_TASK REQUIREMENTS_: Extract all lines from the data beneath that include the word "JSON".

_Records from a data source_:
········

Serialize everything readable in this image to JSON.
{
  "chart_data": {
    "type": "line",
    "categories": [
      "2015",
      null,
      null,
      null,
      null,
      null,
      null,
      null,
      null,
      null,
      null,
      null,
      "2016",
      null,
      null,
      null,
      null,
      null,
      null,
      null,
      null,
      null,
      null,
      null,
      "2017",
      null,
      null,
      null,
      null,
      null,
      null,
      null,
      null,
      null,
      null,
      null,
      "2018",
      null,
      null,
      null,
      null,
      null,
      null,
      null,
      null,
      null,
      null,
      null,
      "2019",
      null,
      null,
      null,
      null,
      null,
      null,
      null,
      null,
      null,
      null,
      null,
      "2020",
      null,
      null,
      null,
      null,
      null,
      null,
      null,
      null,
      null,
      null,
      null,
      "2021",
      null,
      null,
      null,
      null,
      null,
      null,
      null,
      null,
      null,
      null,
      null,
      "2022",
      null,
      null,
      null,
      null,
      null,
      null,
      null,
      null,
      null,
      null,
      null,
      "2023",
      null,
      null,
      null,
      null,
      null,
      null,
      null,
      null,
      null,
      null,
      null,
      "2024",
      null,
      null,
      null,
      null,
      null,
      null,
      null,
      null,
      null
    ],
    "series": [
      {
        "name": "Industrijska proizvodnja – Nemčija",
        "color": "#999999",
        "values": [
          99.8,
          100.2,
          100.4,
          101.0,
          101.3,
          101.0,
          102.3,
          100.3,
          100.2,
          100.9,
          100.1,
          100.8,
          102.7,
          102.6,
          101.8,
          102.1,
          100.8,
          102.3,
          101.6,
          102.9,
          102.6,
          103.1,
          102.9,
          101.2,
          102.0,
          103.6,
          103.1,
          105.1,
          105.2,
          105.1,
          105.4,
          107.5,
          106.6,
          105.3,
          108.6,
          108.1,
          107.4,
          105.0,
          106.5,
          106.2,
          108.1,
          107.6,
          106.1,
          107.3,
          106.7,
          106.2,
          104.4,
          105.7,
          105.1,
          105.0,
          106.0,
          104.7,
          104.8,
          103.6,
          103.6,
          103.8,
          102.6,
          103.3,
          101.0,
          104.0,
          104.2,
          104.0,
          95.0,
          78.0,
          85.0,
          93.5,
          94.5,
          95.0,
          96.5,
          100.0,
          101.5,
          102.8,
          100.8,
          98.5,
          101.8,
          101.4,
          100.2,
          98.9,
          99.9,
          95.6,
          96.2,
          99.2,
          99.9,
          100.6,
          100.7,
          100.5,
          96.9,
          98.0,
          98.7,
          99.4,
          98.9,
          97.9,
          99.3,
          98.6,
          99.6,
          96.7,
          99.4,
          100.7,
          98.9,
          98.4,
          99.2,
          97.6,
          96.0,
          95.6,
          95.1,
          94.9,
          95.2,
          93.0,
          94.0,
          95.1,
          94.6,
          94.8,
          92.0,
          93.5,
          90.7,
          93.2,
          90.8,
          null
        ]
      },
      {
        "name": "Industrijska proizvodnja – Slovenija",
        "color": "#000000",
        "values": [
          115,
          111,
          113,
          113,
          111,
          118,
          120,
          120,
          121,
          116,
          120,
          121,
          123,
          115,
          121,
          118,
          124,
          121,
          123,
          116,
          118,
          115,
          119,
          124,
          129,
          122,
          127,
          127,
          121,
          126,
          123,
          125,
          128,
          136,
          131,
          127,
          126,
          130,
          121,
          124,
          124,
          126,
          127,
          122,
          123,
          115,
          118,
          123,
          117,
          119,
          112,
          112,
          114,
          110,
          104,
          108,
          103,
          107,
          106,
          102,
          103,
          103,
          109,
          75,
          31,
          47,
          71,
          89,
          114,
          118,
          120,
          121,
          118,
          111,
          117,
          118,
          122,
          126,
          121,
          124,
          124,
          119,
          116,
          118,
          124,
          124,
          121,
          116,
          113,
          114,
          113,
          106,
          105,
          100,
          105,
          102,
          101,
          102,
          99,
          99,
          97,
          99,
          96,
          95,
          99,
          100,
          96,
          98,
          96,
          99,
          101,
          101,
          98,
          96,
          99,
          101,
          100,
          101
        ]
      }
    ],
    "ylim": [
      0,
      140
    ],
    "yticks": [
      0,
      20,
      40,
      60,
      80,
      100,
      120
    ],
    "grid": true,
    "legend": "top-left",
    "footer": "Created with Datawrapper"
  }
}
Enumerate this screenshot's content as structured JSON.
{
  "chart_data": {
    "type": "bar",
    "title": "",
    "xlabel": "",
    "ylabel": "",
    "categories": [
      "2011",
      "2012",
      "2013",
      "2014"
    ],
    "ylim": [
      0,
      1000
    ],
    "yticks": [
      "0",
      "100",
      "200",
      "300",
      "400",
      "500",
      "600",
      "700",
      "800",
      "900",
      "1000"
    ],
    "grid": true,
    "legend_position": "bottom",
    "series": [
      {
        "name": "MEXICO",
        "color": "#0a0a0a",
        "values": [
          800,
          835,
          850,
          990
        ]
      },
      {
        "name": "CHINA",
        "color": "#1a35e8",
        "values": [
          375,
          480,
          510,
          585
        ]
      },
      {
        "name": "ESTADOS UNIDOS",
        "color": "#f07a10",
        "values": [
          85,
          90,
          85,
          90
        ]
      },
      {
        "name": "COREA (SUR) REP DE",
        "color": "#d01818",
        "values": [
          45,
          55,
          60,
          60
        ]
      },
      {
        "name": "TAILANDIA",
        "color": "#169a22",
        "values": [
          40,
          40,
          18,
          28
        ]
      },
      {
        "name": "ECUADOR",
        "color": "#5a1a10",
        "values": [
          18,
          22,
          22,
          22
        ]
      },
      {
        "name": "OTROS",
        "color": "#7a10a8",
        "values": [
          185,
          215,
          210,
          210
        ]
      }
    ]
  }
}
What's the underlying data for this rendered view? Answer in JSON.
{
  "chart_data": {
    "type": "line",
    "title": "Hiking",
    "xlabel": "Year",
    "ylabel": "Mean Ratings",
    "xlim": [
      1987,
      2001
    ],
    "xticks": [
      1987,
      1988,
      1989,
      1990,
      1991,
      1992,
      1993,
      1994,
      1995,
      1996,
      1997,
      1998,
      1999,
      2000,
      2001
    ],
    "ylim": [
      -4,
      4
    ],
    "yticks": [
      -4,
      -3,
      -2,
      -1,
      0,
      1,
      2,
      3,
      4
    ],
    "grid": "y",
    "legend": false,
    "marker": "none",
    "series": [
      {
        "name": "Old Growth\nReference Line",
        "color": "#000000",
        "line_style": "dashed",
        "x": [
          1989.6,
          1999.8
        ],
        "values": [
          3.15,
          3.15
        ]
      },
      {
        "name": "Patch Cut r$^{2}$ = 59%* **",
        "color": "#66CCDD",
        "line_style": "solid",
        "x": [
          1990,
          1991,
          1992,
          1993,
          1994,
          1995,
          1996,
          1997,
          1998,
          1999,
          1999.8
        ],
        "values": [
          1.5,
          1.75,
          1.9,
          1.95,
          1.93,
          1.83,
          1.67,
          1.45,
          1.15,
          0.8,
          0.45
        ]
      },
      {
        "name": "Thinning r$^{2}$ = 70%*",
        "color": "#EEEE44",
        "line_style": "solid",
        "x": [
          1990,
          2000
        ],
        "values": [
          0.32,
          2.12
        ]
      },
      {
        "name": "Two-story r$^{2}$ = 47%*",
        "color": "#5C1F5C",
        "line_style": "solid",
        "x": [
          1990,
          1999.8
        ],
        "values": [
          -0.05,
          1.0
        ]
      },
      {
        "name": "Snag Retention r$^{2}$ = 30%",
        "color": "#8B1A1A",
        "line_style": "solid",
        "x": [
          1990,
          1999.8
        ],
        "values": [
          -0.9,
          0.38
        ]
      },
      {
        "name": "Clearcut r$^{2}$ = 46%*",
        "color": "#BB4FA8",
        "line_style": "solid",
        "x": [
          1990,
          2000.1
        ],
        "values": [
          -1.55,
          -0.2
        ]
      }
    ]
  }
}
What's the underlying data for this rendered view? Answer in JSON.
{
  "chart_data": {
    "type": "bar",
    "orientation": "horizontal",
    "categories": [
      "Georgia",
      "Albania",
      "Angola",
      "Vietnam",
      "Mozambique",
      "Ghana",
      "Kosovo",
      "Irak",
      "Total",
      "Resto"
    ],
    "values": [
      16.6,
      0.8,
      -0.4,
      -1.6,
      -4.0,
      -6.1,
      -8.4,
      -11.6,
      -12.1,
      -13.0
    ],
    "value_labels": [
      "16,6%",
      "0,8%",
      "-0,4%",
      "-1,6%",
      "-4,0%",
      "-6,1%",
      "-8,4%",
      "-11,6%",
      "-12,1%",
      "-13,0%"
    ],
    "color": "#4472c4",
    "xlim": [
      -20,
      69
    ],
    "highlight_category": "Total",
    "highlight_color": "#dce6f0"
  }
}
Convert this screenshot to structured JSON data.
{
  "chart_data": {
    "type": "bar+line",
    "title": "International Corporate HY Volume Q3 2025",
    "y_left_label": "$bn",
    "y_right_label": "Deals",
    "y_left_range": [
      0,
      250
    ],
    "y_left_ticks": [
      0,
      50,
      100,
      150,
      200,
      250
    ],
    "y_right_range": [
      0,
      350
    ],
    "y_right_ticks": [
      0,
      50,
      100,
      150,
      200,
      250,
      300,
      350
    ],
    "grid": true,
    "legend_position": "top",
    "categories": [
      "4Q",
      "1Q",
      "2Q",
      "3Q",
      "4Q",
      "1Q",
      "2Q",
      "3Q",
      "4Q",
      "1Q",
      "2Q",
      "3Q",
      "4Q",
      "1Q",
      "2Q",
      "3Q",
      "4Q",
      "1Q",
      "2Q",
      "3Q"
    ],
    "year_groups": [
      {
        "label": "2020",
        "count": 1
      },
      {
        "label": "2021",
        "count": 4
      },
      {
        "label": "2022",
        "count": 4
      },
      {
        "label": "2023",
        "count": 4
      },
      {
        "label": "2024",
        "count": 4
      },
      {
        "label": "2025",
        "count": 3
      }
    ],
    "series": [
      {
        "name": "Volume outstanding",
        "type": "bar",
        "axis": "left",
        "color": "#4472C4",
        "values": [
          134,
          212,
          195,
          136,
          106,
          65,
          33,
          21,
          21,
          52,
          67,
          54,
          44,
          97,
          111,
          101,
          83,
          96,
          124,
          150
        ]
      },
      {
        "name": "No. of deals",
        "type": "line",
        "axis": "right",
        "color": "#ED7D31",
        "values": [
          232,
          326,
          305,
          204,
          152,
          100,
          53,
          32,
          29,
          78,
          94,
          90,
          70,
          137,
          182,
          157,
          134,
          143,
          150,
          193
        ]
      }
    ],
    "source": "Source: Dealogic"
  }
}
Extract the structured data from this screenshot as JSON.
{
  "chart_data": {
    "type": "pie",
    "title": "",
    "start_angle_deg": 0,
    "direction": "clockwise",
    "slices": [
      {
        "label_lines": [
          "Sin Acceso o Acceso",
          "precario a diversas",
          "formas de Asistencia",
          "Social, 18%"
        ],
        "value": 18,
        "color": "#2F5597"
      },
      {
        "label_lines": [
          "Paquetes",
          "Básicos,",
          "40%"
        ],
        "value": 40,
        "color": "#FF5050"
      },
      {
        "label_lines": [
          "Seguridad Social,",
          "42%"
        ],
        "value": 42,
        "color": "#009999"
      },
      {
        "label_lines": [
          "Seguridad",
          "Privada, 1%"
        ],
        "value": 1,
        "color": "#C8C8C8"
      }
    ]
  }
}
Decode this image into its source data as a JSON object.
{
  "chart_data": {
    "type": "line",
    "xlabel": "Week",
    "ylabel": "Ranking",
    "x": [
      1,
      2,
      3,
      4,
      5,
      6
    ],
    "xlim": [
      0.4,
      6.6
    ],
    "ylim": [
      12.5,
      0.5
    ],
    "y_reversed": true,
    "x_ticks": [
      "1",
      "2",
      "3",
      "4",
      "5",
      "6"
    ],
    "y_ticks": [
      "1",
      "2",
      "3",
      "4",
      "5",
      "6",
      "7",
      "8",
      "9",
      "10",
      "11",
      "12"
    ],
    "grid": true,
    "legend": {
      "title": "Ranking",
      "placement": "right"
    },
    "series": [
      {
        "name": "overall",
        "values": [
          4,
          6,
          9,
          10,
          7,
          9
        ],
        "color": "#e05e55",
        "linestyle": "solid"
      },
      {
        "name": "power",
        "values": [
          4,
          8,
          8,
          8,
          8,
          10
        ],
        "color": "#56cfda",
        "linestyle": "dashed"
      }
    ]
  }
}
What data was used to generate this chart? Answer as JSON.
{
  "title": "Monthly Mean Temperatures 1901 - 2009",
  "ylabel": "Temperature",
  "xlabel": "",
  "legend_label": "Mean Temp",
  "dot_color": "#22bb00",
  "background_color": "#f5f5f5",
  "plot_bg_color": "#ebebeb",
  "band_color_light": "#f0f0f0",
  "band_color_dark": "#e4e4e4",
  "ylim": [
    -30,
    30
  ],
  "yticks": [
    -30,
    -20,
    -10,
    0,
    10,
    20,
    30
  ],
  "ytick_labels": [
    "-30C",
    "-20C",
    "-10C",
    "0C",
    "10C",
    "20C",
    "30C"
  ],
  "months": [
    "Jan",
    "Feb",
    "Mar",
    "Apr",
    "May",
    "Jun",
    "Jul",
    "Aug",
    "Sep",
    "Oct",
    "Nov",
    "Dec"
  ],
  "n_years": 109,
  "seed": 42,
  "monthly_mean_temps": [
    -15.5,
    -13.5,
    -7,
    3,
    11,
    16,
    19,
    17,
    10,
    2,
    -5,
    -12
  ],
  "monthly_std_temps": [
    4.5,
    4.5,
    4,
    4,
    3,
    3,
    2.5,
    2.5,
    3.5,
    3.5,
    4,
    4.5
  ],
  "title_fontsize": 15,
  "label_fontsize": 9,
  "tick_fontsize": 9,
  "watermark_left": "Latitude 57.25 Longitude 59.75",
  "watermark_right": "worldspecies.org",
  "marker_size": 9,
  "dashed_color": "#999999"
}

········

_FINISHED EXERCISE_:
Serialize everything readable in this image to JSON.
Enumerate this screenshot's content as structured JSON.
What's the underlying data for this rendered view? Answer in JSON.
What's the underlying data for this rendered view? Answer in JSON.
Convert this screenshot to structured JSON data.
Extract the structured data from this screenshot as JSON.
Decode this image into its source data as a JSON object.
What data was used to generate this chart? Answer as JSON.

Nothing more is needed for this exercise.